[Saved data entries]
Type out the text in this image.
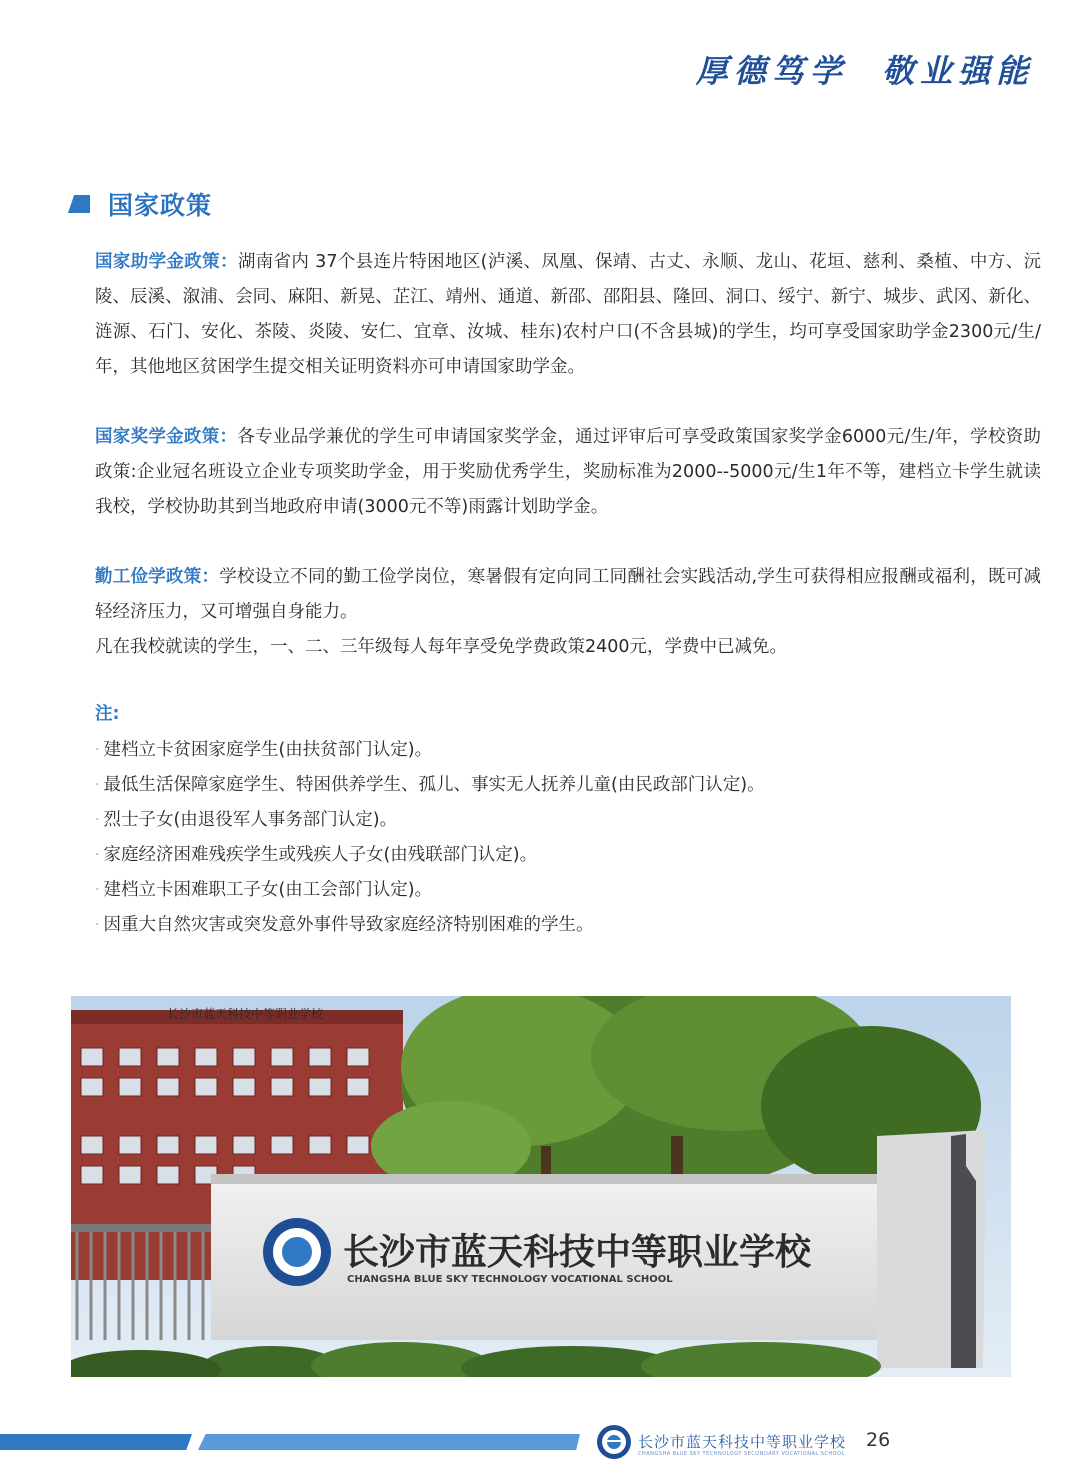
厚德笃学  敬业强能
国家政策
国家助学金政策：湖南省内 37个县连片特困地区(泸溪、凤凰、保靖、古丈、永顺、龙山、花垣、慈利、桑植、中方、沅陵、辰溪、溆浦、会同、麻阳、新晃、芷江、靖州、通道、新邵、邵阳县、隆回、洞口、绥宁、新宁、城步、武冈、新化、涟源、石门、安化、茶陵、炎陵、安仁、宜章、汝城、桂东)农村户口(不含县城)的学生，均可享受国家助学金2300元/生/年，其他地区贫困学生提交相关证明资料亦可申请国家助学金。
国家奖学金政策：各专业品学兼优的学生可申请国家奖学金，通过评审后可享受政策国家奖学金6000元/生/年，学校资助政策:企业冠名班设立企业专项奖助学金，用于奖励优秀学生，奖励标准为2000--5000元/生1年不等，建档立卡学生就读我校，学校协助其到当地政府申请(3000元不等)雨露计划助学金。
勤工俭学政策：学校设立不同的勤工俭学岗位，寒暑假有定向同工同酬社会实践活动,学生可获得相应报酬或福利，既可减轻经济压力，又可增强自身能力。
凡在我校就读的学生，一、二、三年级每人每年享受免学费政策2400元，学费中已减免。
注:
· 建档立卡贫困家庭学生(由扶贫部门认定)。
· 最低生活保障家庭学生、特困供养学生、孤儿、事实无人抚养儿童(由民政部门认定)。
· 烈士子女(由退役军人事务部门认定)。
· 家庭经济困难残疾学生或残疾人子女(由残联部门认定)。
· 建档立卡困难职工子女(由工会部门认定)。
· 因重大自然灾害或突发意外事件导致家庭经济特别困难的学生。
长沙市蓝天科技中等职业学校
长沙市蓝天科技中等职业学校
CHANGSHA BLUE SKY TECHNOLOGY VOCATIONAL SCHOOL
长沙市蓝天科技中等职业学校
CHANGSHA BLUE SKY TECHNOLOGY SECONDARY VOCATIONAL SCHOOL
26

* _GOAL_
Keep the pictures out of the copy and write out the data exactly as it stands.

* _EXPECTED ANSWER_
Type out the text in this image.
厚德笃学  敬业强能
国家政策
国家助学金政策：湖南省内 37个县连片特困地区(泸溪、凤凰、保靖、古丈、永顺、龙山、花垣、慈利、桑植、中方、沅陵、辰溪、溆浦、会同、麻阳、新晃、芷江、靖州、通道、新邵、邵阳县、隆回、洞口、绥宁、新宁、城步、武冈、新化、涟源、石门、安化、茶陵、炎陵、安仁、宜章、汝城、桂东)农村户口(不含县城)的学生，均可享受国家助学金2300元/生/年，其他地区贫困学生提交相关证明资料亦可申请国家助学金。
国家奖学金政策：各专业品学兼优的学生可申请国家奖学金，通过评审后可享受政策国家奖学金6000元/生/年，学校资助政策:企业冠名班设立企业专项奖助学金，用于奖励优秀学生，奖励标准为2000--5000元/生1年不等，建档立卡学生就读我校，学校协助其到当地政府申请(3000元不等)雨露计划助学金。
勤工俭学政策：学校设立不同的勤工俭学岗位，寒暑假有定向同工同酬社会实践活动,学生可获得相应报酬或福利，既可减轻经济压力，又可增强自身能力。
凡在我校就读的学生，一、二、三年级每人每年享受免学费政策2400元，学费中已减免。
注:
· 建档立卡贫困家庭学生(由扶贫部门认定)。
· 最低生活保障家庭学生、特困供养学生、孤儿、事实无人抚养儿童(由民政部门认定)。
· 烈士子女(由退役军人事务部门认定)。
· 家庭经济困难残疾学生或残疾人子女(由残联部门认定)。
· 建档立卡困难职工子女(由工会部门认定)。
· 因重大自然灾害或突发意外事件导致家庭经济特别困难的学生。
长沙市蓝天科技中等职业学校
长沙市蓝天科技中等职业学校
CHANGSHA BLUE SKY TECHNOLOGY VOCATIONAL SCHOOL
长沙市蓝天科技中等职业学校
CHANGSHA BLUE SKY TECHNOLOGY SECONDARY VOCATIONAL SCHOOL
26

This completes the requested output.